Extracted records
>>>

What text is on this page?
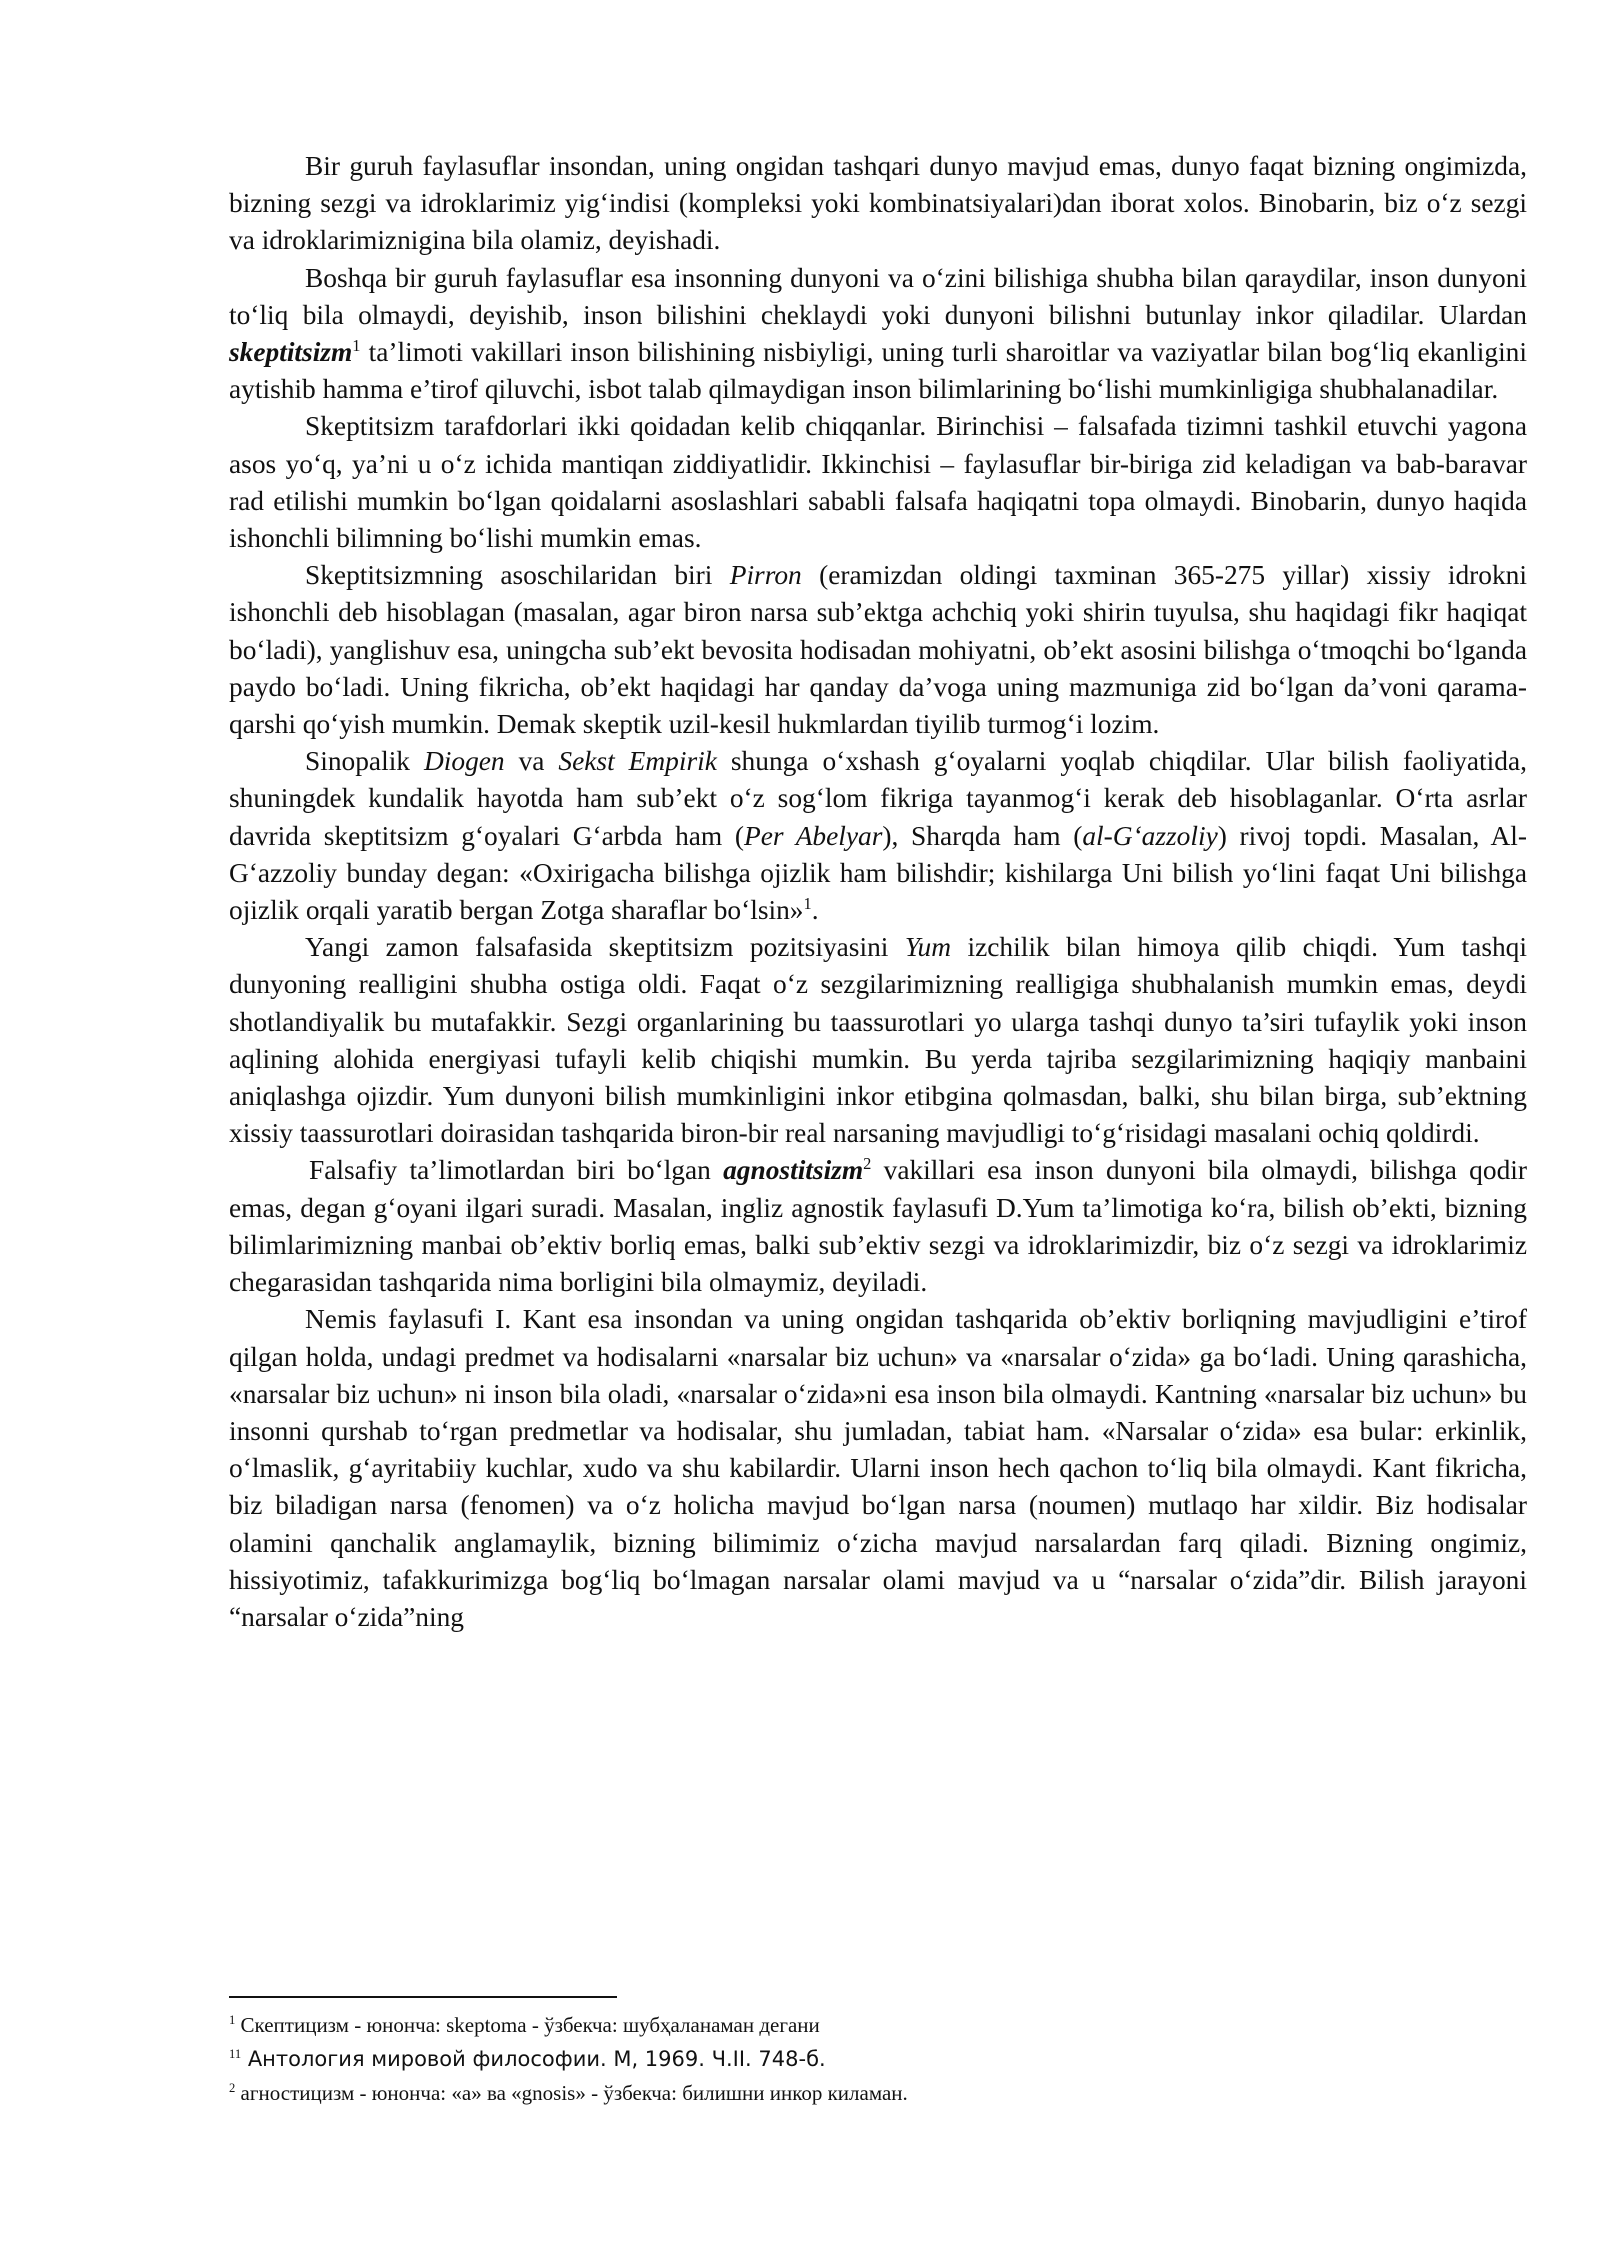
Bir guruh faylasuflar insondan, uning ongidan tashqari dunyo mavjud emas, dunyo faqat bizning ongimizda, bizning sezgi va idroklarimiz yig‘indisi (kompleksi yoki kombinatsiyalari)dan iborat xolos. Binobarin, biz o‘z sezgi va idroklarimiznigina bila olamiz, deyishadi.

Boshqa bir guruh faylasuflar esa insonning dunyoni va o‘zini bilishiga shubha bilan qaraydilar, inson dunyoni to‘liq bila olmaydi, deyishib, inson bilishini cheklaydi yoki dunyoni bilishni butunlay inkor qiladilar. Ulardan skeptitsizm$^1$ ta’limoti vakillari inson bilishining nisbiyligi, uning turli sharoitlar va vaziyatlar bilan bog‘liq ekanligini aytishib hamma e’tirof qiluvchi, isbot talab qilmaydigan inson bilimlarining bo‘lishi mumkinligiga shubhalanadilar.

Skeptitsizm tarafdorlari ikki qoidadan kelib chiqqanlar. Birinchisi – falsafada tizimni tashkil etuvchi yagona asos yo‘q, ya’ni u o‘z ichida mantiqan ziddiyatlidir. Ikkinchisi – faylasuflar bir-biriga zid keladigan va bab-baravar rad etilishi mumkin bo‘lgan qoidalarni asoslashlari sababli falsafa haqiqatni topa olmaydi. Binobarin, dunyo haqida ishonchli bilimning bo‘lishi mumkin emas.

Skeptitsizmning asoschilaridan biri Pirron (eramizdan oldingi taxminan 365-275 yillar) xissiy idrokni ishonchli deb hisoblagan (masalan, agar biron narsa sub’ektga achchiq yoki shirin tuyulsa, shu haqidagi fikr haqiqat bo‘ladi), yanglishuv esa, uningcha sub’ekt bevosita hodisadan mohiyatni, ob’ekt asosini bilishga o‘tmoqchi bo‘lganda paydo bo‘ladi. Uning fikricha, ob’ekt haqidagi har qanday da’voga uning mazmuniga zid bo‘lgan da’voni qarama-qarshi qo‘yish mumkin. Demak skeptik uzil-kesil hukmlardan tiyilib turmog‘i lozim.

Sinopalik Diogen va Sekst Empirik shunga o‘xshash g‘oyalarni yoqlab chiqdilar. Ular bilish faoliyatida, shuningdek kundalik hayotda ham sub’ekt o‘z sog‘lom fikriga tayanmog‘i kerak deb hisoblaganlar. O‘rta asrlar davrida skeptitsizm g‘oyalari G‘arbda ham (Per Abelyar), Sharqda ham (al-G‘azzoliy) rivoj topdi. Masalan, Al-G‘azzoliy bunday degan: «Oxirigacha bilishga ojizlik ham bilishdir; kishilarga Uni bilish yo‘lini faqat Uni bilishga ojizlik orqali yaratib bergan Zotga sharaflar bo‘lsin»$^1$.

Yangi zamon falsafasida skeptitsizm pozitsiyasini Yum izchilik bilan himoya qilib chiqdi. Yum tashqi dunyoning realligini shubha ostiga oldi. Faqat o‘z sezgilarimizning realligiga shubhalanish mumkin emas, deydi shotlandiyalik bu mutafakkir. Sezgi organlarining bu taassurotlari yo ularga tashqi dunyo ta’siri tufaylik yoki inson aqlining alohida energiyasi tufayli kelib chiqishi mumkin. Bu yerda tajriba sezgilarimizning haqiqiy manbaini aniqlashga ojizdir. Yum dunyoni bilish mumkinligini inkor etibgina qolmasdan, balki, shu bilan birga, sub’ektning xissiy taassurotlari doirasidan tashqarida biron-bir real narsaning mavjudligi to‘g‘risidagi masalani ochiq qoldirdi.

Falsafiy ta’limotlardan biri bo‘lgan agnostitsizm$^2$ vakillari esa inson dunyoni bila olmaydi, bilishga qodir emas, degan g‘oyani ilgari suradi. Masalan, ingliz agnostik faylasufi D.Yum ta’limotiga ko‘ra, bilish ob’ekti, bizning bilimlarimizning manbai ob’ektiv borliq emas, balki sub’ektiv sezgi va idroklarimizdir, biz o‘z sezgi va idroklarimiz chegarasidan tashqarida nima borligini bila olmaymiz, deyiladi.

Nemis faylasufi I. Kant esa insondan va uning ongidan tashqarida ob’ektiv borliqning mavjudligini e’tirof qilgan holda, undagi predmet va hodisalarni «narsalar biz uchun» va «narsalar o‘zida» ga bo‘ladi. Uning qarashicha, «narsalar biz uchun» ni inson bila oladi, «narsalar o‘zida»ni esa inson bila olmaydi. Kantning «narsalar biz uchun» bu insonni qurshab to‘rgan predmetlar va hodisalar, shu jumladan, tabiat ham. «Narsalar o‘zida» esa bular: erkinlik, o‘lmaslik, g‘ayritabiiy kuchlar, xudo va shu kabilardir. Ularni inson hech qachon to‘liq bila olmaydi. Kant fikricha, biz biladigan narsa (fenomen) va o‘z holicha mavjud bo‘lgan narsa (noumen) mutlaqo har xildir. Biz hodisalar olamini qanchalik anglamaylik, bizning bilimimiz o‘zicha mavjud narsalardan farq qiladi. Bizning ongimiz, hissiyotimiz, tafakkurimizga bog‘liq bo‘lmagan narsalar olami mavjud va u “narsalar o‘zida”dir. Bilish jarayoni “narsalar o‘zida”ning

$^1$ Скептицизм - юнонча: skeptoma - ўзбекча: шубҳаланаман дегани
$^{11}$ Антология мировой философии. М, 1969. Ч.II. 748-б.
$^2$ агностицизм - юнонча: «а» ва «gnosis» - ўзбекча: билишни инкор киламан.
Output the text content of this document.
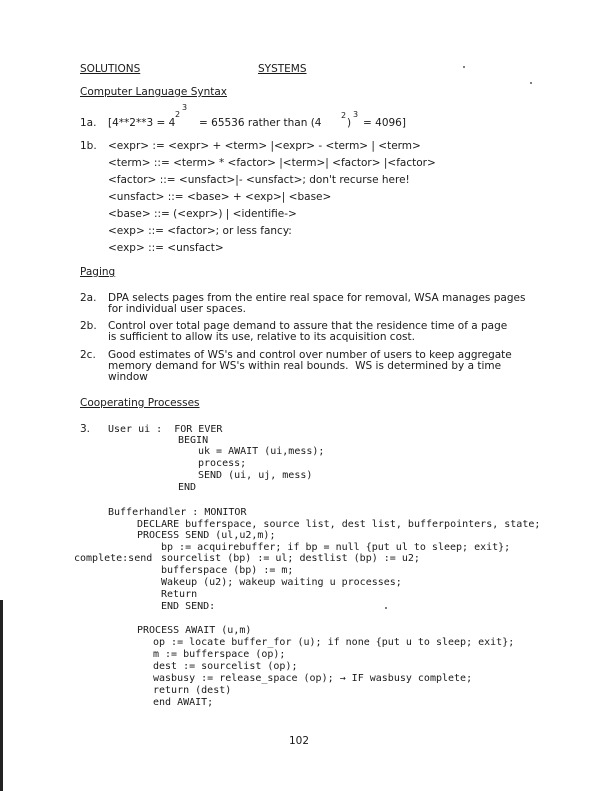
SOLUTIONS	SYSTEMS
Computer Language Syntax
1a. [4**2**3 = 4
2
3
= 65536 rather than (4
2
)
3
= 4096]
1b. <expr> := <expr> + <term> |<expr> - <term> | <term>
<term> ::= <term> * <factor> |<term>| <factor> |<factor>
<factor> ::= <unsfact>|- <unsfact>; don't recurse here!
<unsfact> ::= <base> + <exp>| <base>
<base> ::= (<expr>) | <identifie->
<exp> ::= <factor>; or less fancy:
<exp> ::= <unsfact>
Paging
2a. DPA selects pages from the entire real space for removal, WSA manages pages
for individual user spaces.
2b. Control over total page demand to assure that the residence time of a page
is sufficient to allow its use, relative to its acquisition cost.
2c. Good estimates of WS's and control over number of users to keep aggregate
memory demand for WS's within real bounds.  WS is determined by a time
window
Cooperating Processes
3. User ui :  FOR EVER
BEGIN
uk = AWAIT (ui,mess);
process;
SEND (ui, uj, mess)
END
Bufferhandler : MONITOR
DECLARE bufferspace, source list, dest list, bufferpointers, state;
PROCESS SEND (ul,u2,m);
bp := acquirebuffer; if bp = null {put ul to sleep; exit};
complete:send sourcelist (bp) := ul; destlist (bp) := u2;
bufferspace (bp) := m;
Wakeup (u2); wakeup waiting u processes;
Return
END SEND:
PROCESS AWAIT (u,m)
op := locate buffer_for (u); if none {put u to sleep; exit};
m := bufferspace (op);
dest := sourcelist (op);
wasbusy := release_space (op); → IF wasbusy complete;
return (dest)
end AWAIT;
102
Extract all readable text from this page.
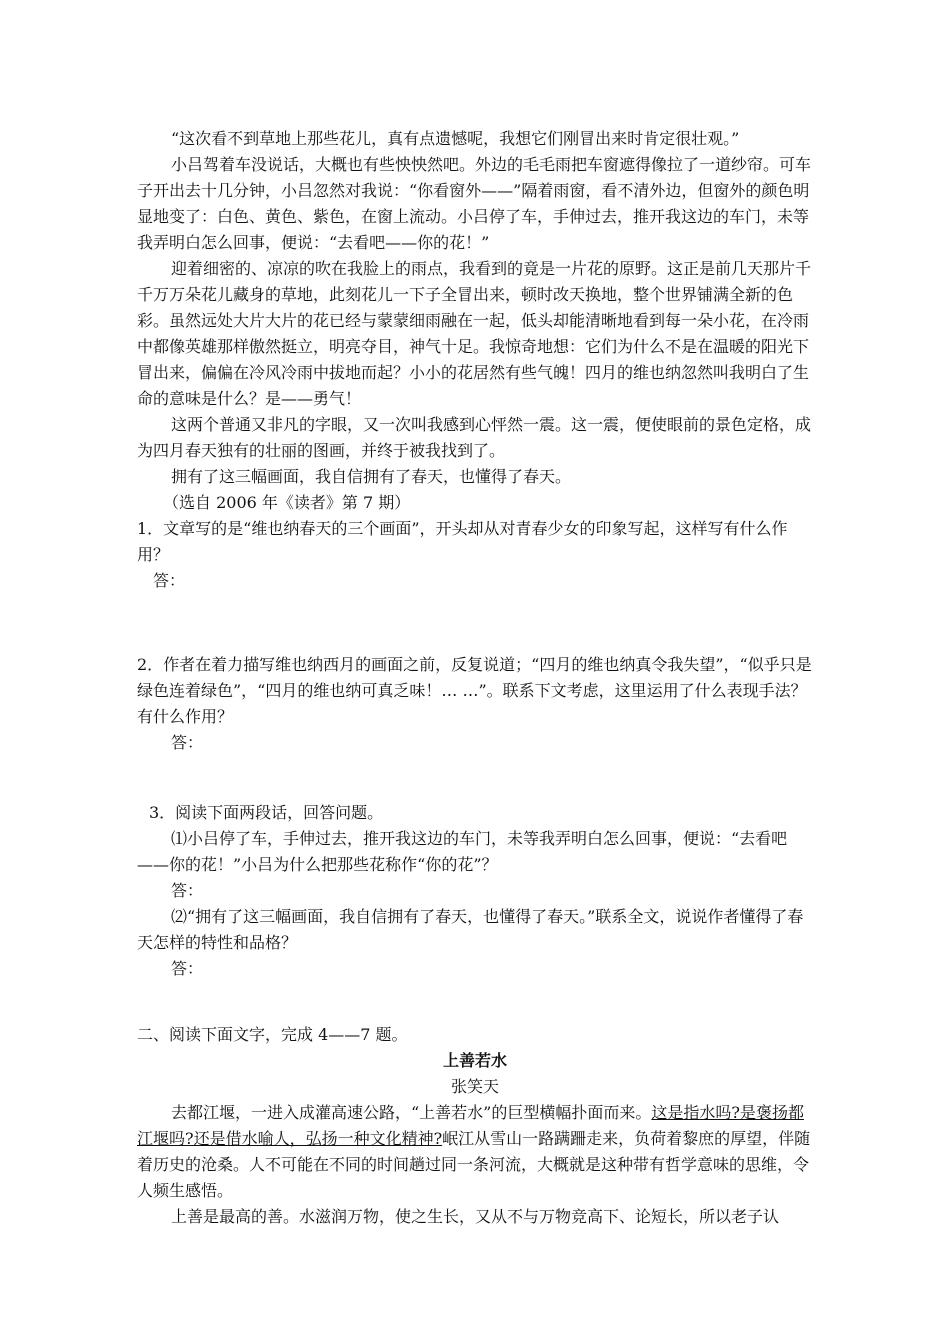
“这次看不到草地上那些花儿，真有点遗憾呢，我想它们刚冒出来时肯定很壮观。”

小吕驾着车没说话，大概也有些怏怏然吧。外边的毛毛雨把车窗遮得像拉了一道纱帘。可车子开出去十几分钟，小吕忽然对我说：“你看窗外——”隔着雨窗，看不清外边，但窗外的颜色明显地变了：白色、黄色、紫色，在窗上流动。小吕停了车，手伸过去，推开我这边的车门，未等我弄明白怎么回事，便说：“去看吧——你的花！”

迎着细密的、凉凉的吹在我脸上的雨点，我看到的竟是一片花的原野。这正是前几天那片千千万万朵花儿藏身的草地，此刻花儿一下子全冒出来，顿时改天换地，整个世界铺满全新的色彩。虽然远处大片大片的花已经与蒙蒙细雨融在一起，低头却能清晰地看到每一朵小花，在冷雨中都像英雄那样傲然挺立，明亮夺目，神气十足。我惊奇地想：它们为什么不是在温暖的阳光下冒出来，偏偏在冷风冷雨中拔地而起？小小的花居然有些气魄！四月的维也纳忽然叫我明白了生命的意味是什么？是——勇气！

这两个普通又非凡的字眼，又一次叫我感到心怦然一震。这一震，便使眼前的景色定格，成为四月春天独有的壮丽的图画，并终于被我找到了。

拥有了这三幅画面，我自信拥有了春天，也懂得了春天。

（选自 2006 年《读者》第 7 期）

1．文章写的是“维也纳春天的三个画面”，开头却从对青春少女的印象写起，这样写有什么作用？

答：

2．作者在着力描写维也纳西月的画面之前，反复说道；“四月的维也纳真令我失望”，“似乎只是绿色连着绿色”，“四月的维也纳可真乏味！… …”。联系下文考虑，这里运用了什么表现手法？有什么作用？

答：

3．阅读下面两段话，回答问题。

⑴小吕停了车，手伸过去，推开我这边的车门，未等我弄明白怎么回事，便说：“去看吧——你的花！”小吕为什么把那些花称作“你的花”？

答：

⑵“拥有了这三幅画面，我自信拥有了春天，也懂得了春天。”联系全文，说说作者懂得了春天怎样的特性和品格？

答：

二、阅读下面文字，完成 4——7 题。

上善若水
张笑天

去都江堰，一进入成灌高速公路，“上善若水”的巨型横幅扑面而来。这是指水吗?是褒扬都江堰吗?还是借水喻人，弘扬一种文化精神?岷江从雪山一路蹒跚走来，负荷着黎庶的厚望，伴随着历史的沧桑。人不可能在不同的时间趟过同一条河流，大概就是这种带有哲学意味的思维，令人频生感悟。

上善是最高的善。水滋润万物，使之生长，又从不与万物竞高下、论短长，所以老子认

<<<

Problem description
Give the number of lines in the material above that have the word "我自信拥有了春天" in them, and nothing more.

The reply
2